▸ **To be done**
Can you rewrite the stretch of rows from the start through the line containing "bar-segment (550, 186, 610, 234)", changing "Output" to "List" and leaving everything else as it is?

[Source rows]

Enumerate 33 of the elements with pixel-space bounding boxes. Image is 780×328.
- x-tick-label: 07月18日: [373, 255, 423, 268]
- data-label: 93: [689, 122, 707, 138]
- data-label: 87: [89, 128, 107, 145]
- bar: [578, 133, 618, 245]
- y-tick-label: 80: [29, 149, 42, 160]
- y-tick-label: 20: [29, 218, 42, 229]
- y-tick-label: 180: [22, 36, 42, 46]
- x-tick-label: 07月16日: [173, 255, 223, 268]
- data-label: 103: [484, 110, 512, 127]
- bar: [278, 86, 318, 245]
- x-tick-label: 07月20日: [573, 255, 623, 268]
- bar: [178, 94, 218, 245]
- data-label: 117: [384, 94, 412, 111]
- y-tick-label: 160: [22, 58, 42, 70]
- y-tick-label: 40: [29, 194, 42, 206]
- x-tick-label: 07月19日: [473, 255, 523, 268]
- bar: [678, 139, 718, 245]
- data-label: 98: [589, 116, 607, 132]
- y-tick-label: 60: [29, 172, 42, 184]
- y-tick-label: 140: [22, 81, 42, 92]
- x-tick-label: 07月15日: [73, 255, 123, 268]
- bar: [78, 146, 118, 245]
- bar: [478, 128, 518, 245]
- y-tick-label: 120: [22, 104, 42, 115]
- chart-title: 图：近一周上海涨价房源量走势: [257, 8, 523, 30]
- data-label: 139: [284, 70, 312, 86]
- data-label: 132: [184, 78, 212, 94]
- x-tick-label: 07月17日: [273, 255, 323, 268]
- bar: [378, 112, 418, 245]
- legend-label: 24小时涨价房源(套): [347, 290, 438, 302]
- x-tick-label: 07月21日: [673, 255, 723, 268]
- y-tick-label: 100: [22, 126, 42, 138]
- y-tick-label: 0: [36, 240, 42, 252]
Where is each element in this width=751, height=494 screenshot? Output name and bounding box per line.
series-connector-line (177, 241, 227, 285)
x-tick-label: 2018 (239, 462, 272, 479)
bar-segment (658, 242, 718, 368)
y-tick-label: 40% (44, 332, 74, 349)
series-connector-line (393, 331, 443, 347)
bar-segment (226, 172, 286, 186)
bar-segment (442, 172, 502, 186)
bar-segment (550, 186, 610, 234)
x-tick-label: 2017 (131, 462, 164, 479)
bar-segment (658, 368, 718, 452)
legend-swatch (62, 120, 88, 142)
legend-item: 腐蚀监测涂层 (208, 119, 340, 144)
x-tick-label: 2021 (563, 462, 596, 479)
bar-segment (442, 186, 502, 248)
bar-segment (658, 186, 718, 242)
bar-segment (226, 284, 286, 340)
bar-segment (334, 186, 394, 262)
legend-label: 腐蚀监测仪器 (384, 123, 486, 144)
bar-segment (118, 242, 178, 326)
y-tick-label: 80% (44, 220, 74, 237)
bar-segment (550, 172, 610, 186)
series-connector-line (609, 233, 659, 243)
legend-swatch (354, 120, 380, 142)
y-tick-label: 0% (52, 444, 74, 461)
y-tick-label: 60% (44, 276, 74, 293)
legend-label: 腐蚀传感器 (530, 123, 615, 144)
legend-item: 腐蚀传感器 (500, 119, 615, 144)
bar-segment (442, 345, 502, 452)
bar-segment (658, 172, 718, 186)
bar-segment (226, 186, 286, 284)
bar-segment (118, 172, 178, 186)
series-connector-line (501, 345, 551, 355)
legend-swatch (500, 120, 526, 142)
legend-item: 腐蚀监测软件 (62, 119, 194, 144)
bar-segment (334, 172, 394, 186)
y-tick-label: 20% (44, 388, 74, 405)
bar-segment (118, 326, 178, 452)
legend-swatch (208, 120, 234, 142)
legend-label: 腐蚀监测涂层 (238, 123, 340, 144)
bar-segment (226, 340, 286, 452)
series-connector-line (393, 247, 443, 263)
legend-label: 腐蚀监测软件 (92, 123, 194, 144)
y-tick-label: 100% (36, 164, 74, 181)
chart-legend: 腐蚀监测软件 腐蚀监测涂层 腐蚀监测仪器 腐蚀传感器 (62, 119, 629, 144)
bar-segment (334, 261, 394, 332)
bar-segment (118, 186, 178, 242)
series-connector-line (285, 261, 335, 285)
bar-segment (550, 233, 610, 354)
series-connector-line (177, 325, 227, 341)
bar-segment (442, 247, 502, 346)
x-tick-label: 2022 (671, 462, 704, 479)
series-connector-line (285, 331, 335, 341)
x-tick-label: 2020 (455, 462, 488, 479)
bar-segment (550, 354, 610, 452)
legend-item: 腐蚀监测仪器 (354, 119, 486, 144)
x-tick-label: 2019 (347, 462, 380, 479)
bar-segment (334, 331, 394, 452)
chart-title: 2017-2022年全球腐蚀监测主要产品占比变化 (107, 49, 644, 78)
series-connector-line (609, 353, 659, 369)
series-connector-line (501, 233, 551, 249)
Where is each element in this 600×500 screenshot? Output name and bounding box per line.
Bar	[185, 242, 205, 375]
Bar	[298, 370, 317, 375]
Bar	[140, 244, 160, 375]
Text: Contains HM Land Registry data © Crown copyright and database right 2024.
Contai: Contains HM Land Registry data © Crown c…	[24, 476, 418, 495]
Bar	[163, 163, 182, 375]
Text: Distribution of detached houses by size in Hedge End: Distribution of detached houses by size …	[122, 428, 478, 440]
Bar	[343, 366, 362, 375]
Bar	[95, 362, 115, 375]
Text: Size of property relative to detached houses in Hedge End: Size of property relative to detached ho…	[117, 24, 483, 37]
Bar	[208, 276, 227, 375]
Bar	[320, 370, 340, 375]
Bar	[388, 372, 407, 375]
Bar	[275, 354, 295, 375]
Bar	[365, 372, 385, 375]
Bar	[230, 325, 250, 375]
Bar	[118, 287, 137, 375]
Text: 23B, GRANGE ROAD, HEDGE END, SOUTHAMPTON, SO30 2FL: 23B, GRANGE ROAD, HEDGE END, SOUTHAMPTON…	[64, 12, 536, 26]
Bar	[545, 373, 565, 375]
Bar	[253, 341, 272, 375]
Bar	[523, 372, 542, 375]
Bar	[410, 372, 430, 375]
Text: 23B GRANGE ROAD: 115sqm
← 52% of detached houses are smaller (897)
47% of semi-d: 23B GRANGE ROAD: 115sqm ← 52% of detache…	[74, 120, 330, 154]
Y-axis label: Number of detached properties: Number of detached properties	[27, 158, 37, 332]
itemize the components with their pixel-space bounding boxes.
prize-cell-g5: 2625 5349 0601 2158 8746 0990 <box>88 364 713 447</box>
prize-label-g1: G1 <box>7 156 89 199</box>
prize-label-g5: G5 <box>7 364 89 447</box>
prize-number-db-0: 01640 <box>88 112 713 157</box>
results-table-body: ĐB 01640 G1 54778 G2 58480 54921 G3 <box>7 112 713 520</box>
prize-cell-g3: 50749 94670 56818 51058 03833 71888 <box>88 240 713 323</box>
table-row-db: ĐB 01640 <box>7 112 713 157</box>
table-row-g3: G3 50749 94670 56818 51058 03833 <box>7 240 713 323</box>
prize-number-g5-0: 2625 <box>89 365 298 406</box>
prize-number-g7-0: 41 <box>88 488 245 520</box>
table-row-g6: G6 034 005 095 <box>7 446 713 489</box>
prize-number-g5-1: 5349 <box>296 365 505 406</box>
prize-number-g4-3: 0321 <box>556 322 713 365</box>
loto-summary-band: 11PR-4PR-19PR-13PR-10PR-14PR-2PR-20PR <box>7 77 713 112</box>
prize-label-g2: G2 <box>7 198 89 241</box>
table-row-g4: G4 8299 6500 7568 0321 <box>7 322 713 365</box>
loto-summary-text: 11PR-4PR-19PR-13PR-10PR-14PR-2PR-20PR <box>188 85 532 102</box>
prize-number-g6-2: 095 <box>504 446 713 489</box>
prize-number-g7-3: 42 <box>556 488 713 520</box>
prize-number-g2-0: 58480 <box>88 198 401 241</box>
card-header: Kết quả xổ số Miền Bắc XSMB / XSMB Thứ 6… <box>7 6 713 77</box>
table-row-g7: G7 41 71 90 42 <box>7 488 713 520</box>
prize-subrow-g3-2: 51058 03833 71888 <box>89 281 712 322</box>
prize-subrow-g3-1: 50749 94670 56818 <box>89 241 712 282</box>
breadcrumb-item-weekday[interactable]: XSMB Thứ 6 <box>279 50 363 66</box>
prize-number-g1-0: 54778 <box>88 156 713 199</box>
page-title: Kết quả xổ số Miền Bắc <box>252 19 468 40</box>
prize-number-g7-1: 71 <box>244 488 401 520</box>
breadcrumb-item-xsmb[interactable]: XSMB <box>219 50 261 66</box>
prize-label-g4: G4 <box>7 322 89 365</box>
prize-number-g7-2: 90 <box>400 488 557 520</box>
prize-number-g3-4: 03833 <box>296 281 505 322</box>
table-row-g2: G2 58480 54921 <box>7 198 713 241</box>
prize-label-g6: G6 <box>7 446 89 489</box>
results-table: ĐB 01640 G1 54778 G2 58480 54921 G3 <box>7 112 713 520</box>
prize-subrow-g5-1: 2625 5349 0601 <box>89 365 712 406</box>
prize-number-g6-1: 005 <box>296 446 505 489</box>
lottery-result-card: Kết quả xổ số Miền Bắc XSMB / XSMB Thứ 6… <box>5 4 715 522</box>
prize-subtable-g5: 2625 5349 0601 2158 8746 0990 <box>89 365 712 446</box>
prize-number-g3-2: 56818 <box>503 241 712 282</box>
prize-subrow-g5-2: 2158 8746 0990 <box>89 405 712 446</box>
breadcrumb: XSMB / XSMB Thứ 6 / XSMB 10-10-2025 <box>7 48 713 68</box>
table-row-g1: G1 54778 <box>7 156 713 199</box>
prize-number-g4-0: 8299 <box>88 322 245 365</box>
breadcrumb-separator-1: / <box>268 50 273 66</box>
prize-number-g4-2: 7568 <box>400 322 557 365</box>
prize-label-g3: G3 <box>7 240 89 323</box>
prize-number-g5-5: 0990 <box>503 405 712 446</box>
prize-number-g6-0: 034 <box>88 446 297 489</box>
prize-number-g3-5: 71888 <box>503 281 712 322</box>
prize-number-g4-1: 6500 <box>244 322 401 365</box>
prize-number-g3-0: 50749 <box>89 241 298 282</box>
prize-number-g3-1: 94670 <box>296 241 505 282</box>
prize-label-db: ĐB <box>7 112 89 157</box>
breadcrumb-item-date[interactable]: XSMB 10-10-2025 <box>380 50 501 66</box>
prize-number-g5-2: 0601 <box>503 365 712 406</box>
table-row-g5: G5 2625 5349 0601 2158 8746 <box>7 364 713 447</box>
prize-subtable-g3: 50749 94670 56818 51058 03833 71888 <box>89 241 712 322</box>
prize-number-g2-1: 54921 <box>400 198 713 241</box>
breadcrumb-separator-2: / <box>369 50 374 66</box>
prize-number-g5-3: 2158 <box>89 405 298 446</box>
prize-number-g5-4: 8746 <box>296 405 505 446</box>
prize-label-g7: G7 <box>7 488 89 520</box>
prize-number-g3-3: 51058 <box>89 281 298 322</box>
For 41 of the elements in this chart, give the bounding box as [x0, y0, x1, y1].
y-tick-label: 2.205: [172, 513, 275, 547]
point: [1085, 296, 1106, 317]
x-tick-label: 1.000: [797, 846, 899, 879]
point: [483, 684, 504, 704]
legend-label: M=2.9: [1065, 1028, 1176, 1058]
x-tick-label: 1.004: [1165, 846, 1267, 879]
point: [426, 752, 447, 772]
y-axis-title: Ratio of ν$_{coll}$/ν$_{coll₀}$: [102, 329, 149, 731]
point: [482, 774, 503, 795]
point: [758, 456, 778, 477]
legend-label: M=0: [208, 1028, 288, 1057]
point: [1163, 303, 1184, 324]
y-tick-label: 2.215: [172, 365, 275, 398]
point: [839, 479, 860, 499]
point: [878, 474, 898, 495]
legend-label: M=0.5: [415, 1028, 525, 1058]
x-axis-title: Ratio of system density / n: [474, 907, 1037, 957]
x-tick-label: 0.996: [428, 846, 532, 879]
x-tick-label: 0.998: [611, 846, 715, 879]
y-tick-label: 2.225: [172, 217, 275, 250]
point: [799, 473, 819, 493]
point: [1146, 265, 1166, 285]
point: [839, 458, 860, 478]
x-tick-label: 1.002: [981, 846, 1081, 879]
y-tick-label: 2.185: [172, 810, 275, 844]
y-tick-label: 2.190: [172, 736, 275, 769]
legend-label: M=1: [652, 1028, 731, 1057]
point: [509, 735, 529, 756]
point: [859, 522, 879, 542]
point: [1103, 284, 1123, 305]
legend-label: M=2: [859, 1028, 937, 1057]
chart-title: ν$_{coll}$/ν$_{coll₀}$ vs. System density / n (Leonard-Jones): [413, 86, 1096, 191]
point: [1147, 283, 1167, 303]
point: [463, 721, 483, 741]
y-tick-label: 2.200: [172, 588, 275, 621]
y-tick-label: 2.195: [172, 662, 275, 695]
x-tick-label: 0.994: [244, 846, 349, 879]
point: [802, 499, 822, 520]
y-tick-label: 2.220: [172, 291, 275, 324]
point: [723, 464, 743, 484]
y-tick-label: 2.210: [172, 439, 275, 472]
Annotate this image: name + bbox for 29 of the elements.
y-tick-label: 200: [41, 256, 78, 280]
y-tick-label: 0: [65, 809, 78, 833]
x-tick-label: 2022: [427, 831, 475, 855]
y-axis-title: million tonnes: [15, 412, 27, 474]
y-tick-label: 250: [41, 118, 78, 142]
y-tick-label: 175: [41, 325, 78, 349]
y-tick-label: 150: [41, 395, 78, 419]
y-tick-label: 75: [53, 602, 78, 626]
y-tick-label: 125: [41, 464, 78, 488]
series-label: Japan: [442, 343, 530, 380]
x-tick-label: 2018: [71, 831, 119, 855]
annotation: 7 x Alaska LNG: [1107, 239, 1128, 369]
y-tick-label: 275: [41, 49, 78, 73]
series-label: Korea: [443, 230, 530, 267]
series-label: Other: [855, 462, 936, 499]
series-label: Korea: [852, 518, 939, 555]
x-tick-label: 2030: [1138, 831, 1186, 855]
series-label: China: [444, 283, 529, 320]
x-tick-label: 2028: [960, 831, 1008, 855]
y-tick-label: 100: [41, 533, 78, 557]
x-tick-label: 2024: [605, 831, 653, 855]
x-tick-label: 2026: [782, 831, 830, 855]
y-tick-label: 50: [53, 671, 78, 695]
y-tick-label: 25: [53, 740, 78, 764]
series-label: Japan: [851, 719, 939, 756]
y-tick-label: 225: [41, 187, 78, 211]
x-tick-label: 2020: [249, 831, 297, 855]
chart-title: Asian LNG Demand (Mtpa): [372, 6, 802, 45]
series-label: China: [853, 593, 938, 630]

▸ **Task output**
Enumerate 33 of the elements with pixel-space bounding boxes. Image is 780×328.
- x-tick-label: 07月18日: [373, 255, 423, 268]
- data-label: 93: [689, 122, 707, 138]
- data-label: 87: [89, 128, 107, 145]
- bar: [578, 133, 618, 245]
- y-tick-label: 80: [29, 149, 42, 160]
- y-tick-label: 20: [29, 218, 42, 229]
- y-tick-label: 180: [22, 36, 42, 46]
- x-tick-label: 07月16日: [173, 255, 223, 268]
- data-label: 103: [484, 110, 512, 127]
- bar: [278, 86, 318, 245]
- x-tick-label: 07月20日: [573, 255, 623, 268]
- bar: [178, 94, 218, 245]
- data-label: 117: [384, 94, 412, 111]
- y-tick-label: 160: [22, 58, 42, 70]
- y-tick-label: 40: [29, 194, 42, 206]
- x-tick-label: 07月19日: [473, 255, 523, 268]
- bar: [678, 139, 718, 245]
- data-label: 98: [589, 116, 607, 132]
- y-tick-label: 60: [29, 172, 42, 184]
- y-tick-label: 140: [22, 81, 42, 92]
- x-tick-label: 07月15日: [73, 255, 123, 268]
- bar: [78, 146, 118, 245]
- bar: [478, 128, 518, 245]
- y-tick-label: 120: [22, 104, 42, 115]
- chart-title: 图：近一周上海涨价房源量走势: [257, 8, 523, 30]
- data-label: 139: [284, 70, 312, 86]
- data-label: 132: [184, 78, 212, 94]
- x-tick-label: 07月17日: [273, 255, 323, 268]
- bar: [378, 112, 418, 245]
- legend-label: 24小时涨价房源(套): [347, 290, 438, 302]
- x-tick-label: 07月21日: [673, 255, 723, 268]
- y-tick-label: 100: [22, 126, 42, 138]
- y-tick-label: 0: [36, 240, 42, 252]
Where is each element in this width=751, height=494 screenshot? List name and bounding box per line.
series-connector-line (177, 241, 227, 285)
x-tick-label: 2018 (239, 462, 272, 479)
bar-segment (658, 242, 718, 368)
y-tick-label: 40% (44, 332, 74, 349)
series-connector-line (393, 331, 443, 347)
bar-segment (226, 172, 286, 186)
bar-segment (442, 172, 502, 186)
bar-segment (550, 186, 610, 234)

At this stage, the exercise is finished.